Exercise requirements
Give only the number of lines in these records that contain the word "have".

Raw records

···

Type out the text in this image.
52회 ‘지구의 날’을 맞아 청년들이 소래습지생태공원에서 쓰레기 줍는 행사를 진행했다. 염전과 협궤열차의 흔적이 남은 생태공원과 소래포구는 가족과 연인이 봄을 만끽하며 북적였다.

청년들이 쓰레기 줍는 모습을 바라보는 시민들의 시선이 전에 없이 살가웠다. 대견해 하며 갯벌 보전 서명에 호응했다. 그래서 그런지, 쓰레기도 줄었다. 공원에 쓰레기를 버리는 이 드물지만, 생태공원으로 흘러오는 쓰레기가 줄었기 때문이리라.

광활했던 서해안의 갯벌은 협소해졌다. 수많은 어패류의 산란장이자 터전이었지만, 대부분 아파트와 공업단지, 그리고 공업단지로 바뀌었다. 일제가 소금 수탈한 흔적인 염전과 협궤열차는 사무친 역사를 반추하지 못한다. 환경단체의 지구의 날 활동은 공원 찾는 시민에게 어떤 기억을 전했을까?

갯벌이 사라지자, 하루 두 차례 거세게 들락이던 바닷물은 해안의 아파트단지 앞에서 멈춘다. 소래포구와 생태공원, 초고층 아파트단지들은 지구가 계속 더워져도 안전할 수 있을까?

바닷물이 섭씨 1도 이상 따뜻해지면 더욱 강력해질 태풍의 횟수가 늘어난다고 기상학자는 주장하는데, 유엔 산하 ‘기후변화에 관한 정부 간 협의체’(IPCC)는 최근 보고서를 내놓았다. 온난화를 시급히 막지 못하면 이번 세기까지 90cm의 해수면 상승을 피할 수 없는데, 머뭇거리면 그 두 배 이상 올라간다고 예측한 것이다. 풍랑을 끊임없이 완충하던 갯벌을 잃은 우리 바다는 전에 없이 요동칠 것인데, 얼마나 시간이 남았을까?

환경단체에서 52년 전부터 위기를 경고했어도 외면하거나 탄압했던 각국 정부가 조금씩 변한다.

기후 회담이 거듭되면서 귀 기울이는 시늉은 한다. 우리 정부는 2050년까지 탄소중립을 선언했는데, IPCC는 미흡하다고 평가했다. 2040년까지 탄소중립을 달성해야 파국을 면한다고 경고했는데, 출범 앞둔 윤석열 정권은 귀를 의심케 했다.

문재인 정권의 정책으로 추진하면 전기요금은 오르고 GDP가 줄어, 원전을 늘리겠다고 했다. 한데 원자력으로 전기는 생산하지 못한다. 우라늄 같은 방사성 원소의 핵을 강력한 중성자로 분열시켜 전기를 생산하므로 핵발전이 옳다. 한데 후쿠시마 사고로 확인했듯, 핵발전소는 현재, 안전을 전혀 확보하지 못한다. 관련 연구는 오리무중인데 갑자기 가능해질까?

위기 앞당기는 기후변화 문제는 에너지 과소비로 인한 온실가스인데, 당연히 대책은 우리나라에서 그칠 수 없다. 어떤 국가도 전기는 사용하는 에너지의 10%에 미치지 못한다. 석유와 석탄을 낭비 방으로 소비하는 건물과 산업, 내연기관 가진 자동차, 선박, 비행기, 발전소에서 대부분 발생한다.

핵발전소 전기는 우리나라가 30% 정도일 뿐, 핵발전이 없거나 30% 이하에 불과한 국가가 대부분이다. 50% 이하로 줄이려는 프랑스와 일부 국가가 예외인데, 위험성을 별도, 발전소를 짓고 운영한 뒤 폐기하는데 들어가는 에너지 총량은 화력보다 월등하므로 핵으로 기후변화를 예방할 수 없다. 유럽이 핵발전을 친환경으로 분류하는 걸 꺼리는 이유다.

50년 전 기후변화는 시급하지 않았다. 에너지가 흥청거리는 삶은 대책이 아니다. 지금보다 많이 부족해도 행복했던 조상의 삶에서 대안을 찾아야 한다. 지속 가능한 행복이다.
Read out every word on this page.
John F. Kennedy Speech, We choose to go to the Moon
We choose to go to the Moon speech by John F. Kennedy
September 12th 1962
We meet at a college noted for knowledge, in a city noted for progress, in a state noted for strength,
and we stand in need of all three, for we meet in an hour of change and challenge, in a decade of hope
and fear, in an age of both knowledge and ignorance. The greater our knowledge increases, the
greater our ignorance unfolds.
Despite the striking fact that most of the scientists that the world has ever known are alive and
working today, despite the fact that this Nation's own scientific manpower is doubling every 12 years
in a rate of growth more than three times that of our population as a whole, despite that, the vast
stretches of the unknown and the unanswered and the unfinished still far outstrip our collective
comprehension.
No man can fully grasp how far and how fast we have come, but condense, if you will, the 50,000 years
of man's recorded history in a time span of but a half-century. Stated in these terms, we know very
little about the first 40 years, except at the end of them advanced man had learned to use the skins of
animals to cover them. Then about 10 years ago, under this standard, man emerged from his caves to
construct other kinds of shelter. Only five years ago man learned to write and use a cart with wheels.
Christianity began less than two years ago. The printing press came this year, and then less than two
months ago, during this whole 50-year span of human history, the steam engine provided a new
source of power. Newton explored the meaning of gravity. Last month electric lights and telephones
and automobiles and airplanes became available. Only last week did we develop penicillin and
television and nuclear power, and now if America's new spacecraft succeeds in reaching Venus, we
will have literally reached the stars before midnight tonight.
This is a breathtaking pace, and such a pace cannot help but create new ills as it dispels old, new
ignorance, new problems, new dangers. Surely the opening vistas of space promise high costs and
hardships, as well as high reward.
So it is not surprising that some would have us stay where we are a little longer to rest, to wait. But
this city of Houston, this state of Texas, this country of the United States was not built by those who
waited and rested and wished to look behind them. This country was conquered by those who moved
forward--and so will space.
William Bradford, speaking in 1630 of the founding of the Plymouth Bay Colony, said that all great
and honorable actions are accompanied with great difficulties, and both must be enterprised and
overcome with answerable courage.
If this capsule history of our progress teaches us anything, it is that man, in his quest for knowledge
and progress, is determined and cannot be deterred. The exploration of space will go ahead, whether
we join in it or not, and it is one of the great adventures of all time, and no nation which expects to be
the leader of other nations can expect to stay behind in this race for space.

···

Task response
3